▶ [Written task] Transcribe all of the material exactly, except for its pictures.

▶ [Items]
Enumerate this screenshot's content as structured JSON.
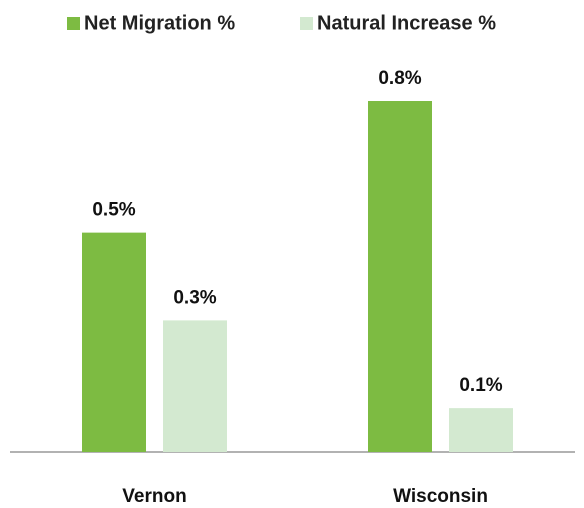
{
  "chart_data": {
    "type": "bar",
    "categories": [
      "Vernon",
      "Wisconsin"
    ],
    "series": [
      {
        "name": "Net Migration %",
        "color": "#7dbb42",
        "values": [
          0.5,
          0.8
        ],
        "value_labels": [
          "0.5%",
          "0.8%"
        ]
      },
      {
        "name": "Natural Increase %",
        "color": "#d3e9d0",
        "values": [
          0.3,
          0.1
        ],
        "value_labels": [
          "0.3%",
          "0.1%"
        ]
      }
    ],
    "legend": "top"
  }
}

▶ [Answer]
Enumerate this screenshot's content as structured JSON.
{
  "chart_data": {
    "type": "bar",
    "categories": [
      "Vernon",
      "Wisconsin"
    ],
    "series": [
      {
        "name": "Net Migration %",
        "color": "#7dbb42",
        "values": [
          0.5,
          0.8
        ],
        "value_labels": [
          "0.5%",
          "0.8%"
        ]
      },
      {
        "name": "Natural Increase %",
        "color": "#d3e9d0",
        "values": [
          0.3,
          0.1
        ],
        "value_labels": [
          "0.3%",
          "0.1%"
        ]
      }
    ],
    "legend": "top"
  }
}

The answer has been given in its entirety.